* [DATA RECORDS]
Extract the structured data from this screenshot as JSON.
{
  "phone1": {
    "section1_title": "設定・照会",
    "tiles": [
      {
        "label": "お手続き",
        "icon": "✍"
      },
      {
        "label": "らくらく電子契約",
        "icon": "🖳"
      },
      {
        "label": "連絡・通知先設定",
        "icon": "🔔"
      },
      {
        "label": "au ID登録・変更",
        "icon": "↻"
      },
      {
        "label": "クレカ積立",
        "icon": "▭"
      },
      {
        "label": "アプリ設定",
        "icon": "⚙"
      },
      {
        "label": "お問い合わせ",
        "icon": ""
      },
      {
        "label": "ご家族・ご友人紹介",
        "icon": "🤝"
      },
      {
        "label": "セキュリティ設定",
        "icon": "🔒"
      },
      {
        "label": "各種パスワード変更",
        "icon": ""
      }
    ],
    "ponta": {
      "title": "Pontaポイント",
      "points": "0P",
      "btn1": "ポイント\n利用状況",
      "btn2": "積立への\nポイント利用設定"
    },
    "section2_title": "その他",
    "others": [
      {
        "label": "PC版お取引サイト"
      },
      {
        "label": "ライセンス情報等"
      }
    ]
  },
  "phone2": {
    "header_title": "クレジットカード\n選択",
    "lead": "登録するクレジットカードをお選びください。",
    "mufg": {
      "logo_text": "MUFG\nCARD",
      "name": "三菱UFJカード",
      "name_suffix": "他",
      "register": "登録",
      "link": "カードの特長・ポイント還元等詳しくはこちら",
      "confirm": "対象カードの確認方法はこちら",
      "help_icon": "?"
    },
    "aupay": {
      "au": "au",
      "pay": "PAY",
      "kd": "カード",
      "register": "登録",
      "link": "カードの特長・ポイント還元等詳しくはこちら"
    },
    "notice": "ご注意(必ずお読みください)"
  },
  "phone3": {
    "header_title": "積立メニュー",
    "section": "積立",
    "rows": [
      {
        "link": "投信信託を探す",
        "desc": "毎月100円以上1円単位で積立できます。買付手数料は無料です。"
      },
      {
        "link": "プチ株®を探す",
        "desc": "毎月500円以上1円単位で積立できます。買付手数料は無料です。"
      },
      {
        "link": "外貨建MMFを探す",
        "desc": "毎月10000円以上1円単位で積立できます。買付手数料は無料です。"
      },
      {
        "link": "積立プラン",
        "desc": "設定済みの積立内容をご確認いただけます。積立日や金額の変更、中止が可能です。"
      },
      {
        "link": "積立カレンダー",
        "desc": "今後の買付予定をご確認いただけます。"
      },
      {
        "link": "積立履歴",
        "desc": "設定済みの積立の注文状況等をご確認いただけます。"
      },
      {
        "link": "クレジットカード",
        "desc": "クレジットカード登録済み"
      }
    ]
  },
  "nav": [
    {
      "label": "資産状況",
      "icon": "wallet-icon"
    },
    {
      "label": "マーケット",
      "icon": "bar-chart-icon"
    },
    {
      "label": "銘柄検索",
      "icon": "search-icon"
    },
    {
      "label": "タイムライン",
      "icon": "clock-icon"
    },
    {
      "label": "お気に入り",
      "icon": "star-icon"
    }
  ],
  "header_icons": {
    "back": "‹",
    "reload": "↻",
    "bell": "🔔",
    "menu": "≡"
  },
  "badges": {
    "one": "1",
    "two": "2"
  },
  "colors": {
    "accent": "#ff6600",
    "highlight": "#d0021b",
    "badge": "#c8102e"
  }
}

* [TASK STATEMENT]
Select and copy every line of the material that holds the string "desc".

* [OUTPUT FOR THIS TASK]
        "desc": "毎月100円以上1円単位で積立できます。買付手数料は無料です。"
        "desc": "毎月500円以上1円単位で積立できます。買付手数料は無料です。"
        "desc": "毎月10000円以上1円単位で積立できます。買付手数料は無料です。"
        "desc": "設定済みの積立内容をご確認いただけます。積立日や金額の変更、中止が可能です。"
        "desc": "今後の買付予定をご確認いただけます。"
        "desc": "設定済みの積立の注文状況等をご確認いただけます。"
        "desc": "クレジットカード登録済み"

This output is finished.